> _RECORDS SHOWN_
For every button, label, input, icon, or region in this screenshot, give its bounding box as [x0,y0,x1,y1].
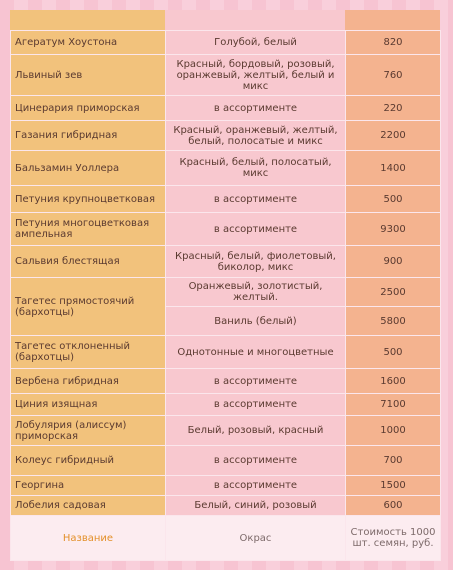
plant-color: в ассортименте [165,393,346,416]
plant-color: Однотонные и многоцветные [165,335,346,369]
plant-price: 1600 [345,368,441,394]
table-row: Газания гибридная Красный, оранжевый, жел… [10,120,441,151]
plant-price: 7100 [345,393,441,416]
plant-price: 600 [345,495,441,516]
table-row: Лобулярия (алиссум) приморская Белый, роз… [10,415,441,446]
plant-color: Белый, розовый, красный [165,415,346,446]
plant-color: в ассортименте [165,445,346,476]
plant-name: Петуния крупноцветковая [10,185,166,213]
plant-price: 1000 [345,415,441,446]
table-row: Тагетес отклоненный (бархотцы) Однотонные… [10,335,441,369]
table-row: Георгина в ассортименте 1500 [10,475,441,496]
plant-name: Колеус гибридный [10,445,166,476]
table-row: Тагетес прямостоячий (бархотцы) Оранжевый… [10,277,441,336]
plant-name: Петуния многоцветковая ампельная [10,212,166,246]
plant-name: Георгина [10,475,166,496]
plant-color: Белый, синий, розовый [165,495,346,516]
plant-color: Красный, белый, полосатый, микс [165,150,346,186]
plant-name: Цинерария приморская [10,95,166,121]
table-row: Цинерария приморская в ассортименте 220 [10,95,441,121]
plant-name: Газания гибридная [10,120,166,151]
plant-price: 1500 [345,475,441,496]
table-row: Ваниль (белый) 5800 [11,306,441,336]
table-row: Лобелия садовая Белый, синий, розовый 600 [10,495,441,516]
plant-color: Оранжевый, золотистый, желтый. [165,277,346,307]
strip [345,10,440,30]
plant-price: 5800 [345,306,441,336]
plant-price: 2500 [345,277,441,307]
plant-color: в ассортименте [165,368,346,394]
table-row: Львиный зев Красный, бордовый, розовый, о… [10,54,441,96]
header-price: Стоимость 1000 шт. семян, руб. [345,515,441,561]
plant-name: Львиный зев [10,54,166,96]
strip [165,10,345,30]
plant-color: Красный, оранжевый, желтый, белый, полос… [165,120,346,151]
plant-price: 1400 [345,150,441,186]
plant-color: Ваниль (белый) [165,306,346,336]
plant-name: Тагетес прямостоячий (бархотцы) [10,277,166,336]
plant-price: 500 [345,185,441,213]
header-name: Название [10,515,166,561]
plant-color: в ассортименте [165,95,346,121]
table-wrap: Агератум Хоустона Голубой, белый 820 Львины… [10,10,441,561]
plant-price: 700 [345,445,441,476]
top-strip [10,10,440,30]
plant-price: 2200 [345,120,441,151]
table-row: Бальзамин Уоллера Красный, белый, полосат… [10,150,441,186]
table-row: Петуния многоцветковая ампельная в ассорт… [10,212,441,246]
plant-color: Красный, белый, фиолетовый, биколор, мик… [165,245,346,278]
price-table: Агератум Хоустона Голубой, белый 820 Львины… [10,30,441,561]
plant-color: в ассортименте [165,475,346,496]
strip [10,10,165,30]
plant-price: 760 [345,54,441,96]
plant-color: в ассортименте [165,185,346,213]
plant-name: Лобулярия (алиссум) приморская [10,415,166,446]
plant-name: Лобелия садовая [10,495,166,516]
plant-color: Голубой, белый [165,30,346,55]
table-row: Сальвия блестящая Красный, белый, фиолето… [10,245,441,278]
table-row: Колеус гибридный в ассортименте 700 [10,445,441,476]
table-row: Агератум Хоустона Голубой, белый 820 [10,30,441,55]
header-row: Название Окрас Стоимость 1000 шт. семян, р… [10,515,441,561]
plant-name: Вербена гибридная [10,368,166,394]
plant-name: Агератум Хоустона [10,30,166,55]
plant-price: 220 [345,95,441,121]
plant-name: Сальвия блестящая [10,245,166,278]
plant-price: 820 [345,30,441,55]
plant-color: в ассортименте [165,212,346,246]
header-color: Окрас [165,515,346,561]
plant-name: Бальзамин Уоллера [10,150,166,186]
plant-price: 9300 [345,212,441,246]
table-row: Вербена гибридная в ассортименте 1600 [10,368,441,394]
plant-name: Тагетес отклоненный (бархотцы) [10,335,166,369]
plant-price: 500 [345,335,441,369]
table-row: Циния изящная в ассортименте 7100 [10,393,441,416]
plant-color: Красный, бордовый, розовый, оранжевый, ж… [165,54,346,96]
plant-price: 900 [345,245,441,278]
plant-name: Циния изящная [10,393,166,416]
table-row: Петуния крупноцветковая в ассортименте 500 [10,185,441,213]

> _WRITTEN PROBLEM_
Pull out each line of the data above that contains the string "header".

> _SOLUTION_
header-price: Стоимость 1000 шт. семян, руб. [345,515,441,561]
header-name: Название [10,515,166,561]
header-row: Название Окрас Стоимость 1000 шт. семян, р… [10,515,441,561]
header-color: Окрас [165,515,346,561]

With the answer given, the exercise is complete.